### WHAT NEEDS TO BE DONE:
Filter the data below for the string "range" and copy each matching line.

### MATERIAL:
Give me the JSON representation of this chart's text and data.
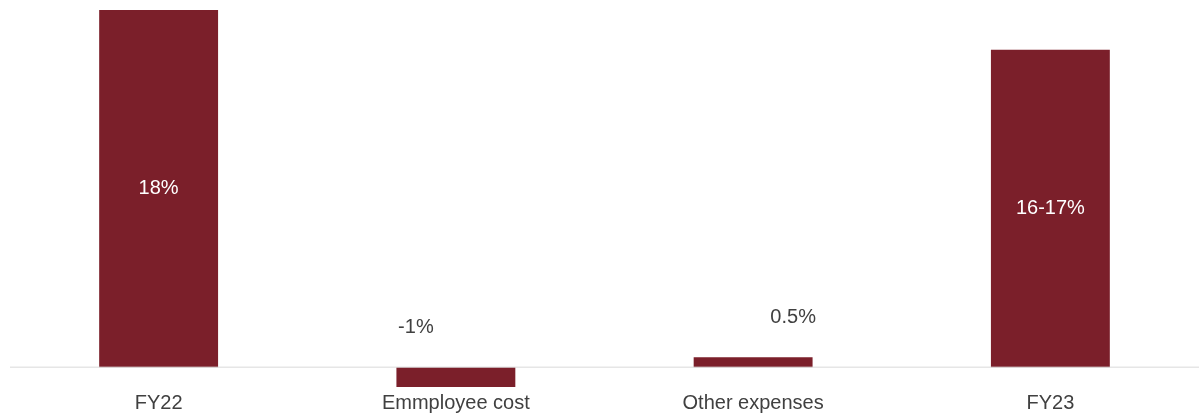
{
  "chart_data": {
    "type": "bar",
    "categories": [
      "FY22",
      "Emmployee cost",
      "Other expenses",
      "FY23"
    ],
    "values": [
      18,
      -1,
      0.5,
      16
    ],
    "color": "#7b1f2a",
    "value_labels": [
      "18%",
      "-1%",
      "0.5%",
      "16-17%"
    ],
    "grid": false,
    "legend": false
  }
}
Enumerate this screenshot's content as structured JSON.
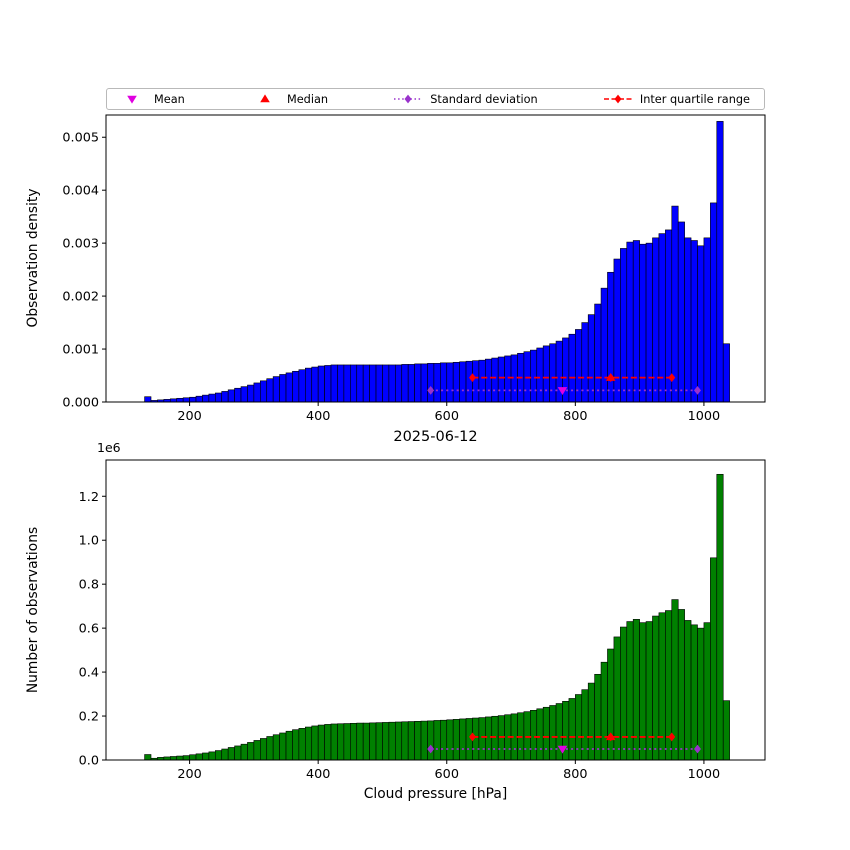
{
  "colors": {
    "mean": "#e000e0",
    "median": "#ff0000",
    "std": "#9932cc",
    "iqr": "#ff0000",
    "bar_top": "#0000ff",
    "bar_bottom": "#008000",
    "bar_edge": "#000000"
  },
  "legend": {
    "items": [
      {
        "label": "Mean",
        "marker": "triangle-down",
        "line": "none",
        "color_key": "mean",
        "icon_name": "mean-marker-icon"
      },
      {
        "label": "Median",
        "marker": "triangle-up",
        "line": "none",
        "color_key": "median",
        "icon_name": "median-marker-icon"
      },
      {
        "label": "Standard deviation",
        "marker": "diamond",
        "line": "dotted",
        "color_key": "std",
        "icon_name": "standard-deviation-icon"
      },
      {
        "label": "Inter quartile range",
        "marker": "diamond",
        "line": "dashed",
        "color_key": "iqr",
        "icon_name": "inter-quartile-range-icon"
      }
    ]
  },
  "chart_data": [
    {
      "type": "bar",
      "kind": "histogram",
      "panel": "top",
      "ylabel": "Observation density",
      "xlabel": "",
      "bar_color_key": "bar_top",
      "x_start": 130,
      "bin_width": 10,
      "xlim": [
        70,
        1095
      ],
      "ylim": [
        0,
        0.00542
      ],
      "xticks": [
        200,
        400,
        600,
        800,
        1000
      ],
      "xtick_labels": [
        "200",
        "400",
        "600",
        "800",
        "1000"
      ],
      "yticks": [
        0,
        0.001,
        0.002,
        0.003,
        0.004,
        0.005
      ],
      "ytick_labels": [
        "0.000",
        "0.001",
        "0.002",
        "0.003",
        "0.004",
        "0.005"
      ],
      "values": [
        0.0001,
        3e-05,
        4e-05,
        5e-05,
        6e-05,
        7e-05,
        8e-05,
        9e-05,
        0.00011,
        0.00013,
        0.00015,
        0.00017,
        0.0002,
        0.00023,
        0.00026,
        0.00029,
        0.00032,
        0.00036,
        0.0004,
        0.00044,
        0.00048,
        0.00052,
        0.00055,
        0.00058,
        0.00061,
        0.00064,
        0.00066,
        0.00068,
        0.00069,
        0.0007,
        0.0007,
        0.0007,
        0.0007,
        0.0007,
        0.0007,
        0.0007,
        0.0007,
        0.0007,
        0.0007,
        0.0007,
        0.00071,
        0.00071,
        0.00072,
        0.00072,
        0.00073,
        0.00073,
        0.00074,
        0.00074,
        0.00075,
        0.00076,
        0.00077,
        0.00078,
        0.00079,
        0.00081,
        0.00083,
        0.00085,
        0.00087,
        0.00089,
        0.00092,
        0.00095,
        0.00098,
        0.00102,
        0.00106,
        0.0011,
        0.00115,
        0.00121,
        0.00128,
        0.00137,
        0.0015,
        0.00165,
        0.00185,
        0.00215,
        0.00245,
        0.0027,
        0.0029,
        0.00302,
        0.00305,
        0.00298,
        0.003,
        0.0031,
        0.00318,
        0.00325,
        0.0037,
        0.0034,
        0.0031,
        0.00305,
        0.00295,
        0.0031,
        0.00376,
        0.0053,
        0.0011
      ],
      "annotations": {
        "mean": {
          "x": 780,
          "y": 0.00022
        },
        "median": {
          "x": 855,
          "y": 0.00046
        },
        "std": {
          "x1": 575,
          "x2": 990,
          "y": 0.00022
        },
        "iqr": {
          "x1": 640,
          "x2": 950,
          "y": 0.00046
        }
      }
    },
    {
      "type": "bar",
      "kind": "histogram",
      "panel": "bottom",
      "title": "2025-06-12",
      "ylabel": "Number of observations",
      "xlabel": "Cloud pressure [hPa]",
      "offset_text": "1e6",
      "bar_color_key": "bar_bottom",
      "x_start": 130,
      "bin_width": 10,
      "xlim": [
        70,
        1095
      ],
      "ylim": [
        0,
        1365000
      ],
      "xticks": [
        200,
        400,
        600,
        800,
        1000
      ],
      "xtick_labels": [
        "200",
        "400",
        "600",
        "800",
        "1000"
      ],
      "yticks": [
        0,
        200000,
        400000,
        600000,
        800000,
        1000000,
        1200000
      ],
      "ytick_labels": [
        "0.0",
        "0.2",
        "0.4",
        "0.6",
        "0.8",
        "1.0",
        "1.2"
      ],
      "values": [
        25000,
        8000,
        12000,
        14000,
        16000,
        18000,
        20000,
        24000,
        28000,
        32000,
        37000,
        43000,
        50000,
        57000,
        64000,
        72000,
        80000,
        89000,
        98000,
        107000,
        115000,
        123000,
        131000,
        138000,
        144000,
        150000,
        155000,
        159000,
        162000,
        164000,
        165000,
        166000,
        167000,
        168000,
        168000,
        169000,
        170000,
        171000,
        172000,
        173000,
        174000,
        175000,
        176000,
        177000,
        178000,
        180000,
        181000,
        183000,
        185000,
        187000,
        189000,
        191000,
        193000,
        196000,
        199000,
        202000,
        206000,
        210000,
        215000,
        220000,
        226000,
        233000,
        240000,
        248000,
        257000,
        267000,
        280000,
        298000,
        320000,
        350000,
        390000,
        445000,
        505000,
        560000,
        605000,
        630000,
        640000,
        625000,
        630000,
        655000,
        670000,
        680000,
        730000,
        685000,
        635000,
        615000,
        600000,
        625000,
        920000,
        1300000,
        270000
      ],
      "annotations": {
        "mean": {
          "x": 780,
          "y": 50000
        },
        "median": {
          "x": 855,
          "y": 105000
        },
        "std": {
          "x1": 575,
          "x2": 990,
          "y": 50000
        },
        "iqr": {
          "x1": 640,
          "x2": 950,
          "y": 105000
        }
      }
    }
  ]
}
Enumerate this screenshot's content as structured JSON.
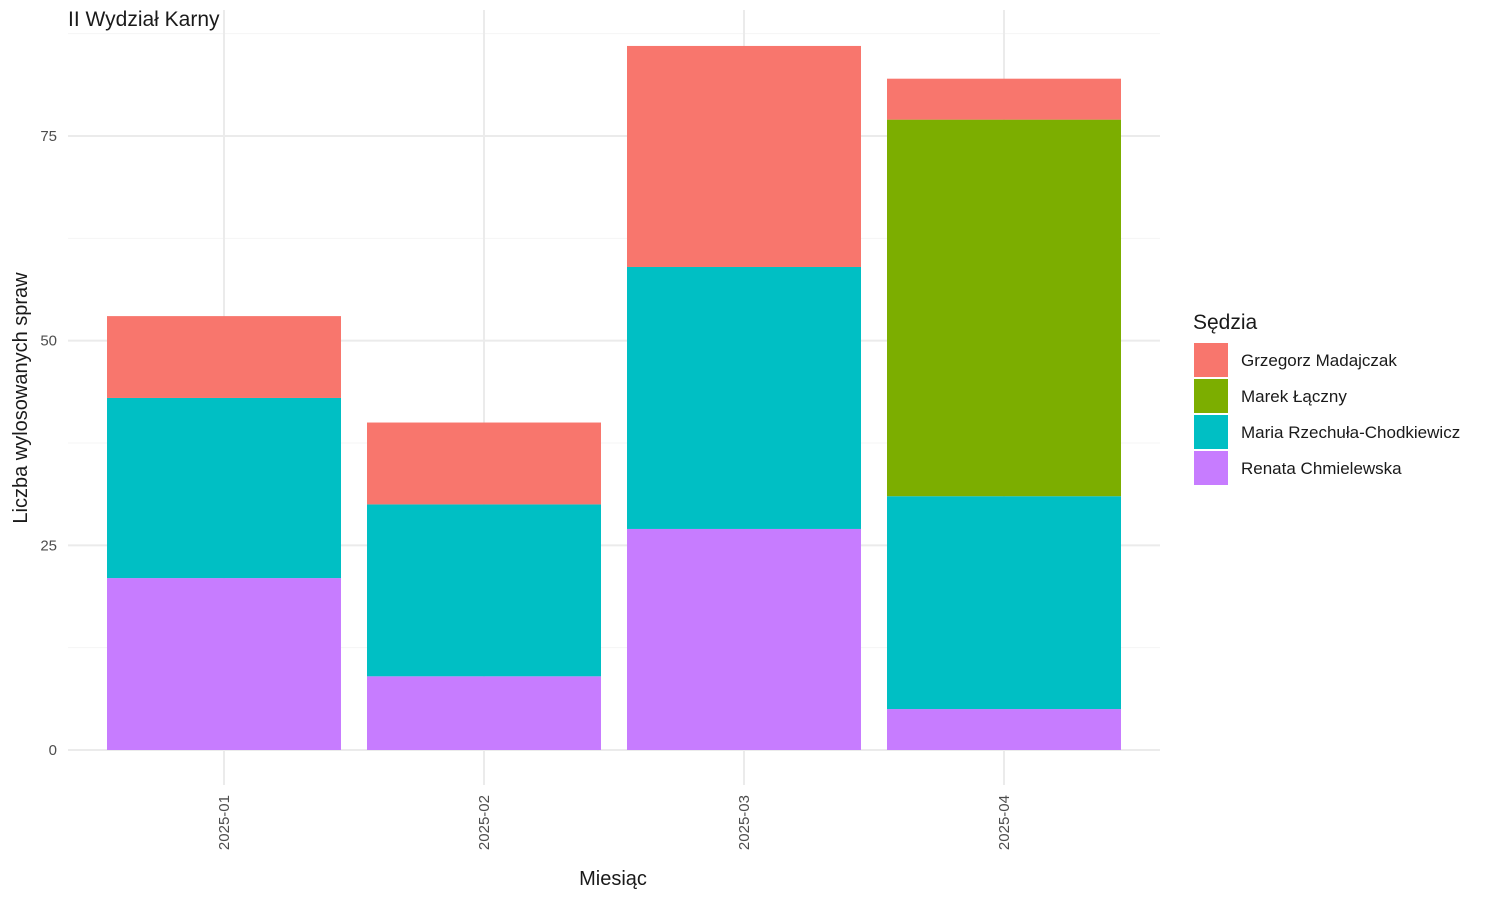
{
  "chart_data": {
    "type": "bar",
    "stacked": true,
    "title": "II Wydział Karny",
    "xlabel": "Miesiąc",
    "ylabel": "Liczba wylosowanych spraw",
    "categories": [
      "2025-01",
      "2025-02",
      "2025-03",
      "2025-04"
    ],
    "ylim": [
      0,
      90
    ],
    "yticks": [
      0,
      25,
      50,
      75
    ],
    "grid": true,
    "legend": {
      "title": "Sędzia",
      "position": "right"
    },
    "series": [
      {
        "name": "Renata Chmielewska",
        "color": "#C77CFF",
        "values": [
          21,
          9,
          27,
          5
        ]
      },
      {
        "name": "Maria Rzechuła-Chodkiewicz",
        "color": "#00BFC4",
        "values": [
          22,
          21,
          32,
          26
        ]
      },
      {
        "name": "Marek Łączny",
        "color": "#7CAE00",
        "values": [
          0,
          0,
          0,
          46
        ]
      },
      {
        "name": "Grzegorz Madajczak",
        "color": "#F8766D",
        "values": [
          10,
          10,
          27,
          5
        ]
      }
    ],
    "legend_order": [
      "Grzegorz Madajczak",
      "Marek Łączny",
      "Maria Rzechuła-Chodkiewicz",
      "Renata Chmielewska"
    ]
  }
}
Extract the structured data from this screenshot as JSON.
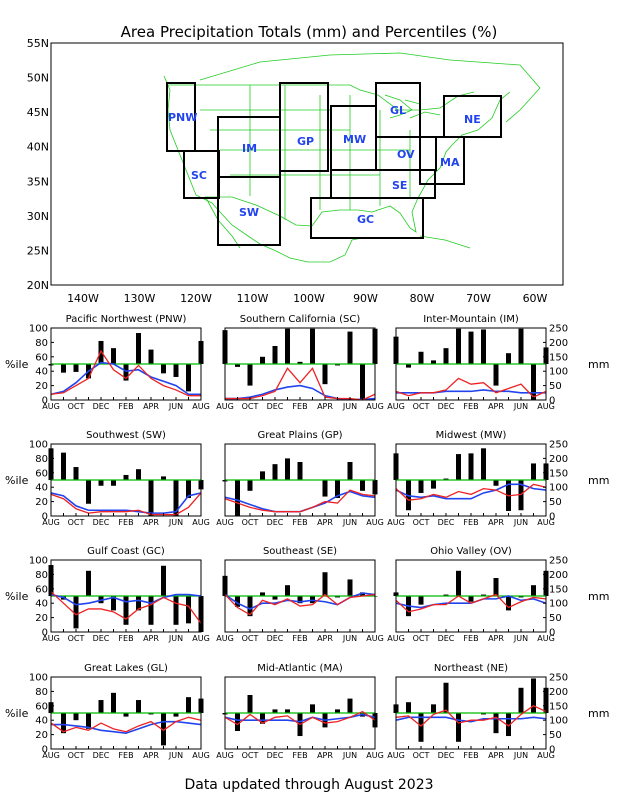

### RESULT OF THE TASK:
        "label": "Inter quartile range",
        "icon_name": "inter-quartile-range-icon"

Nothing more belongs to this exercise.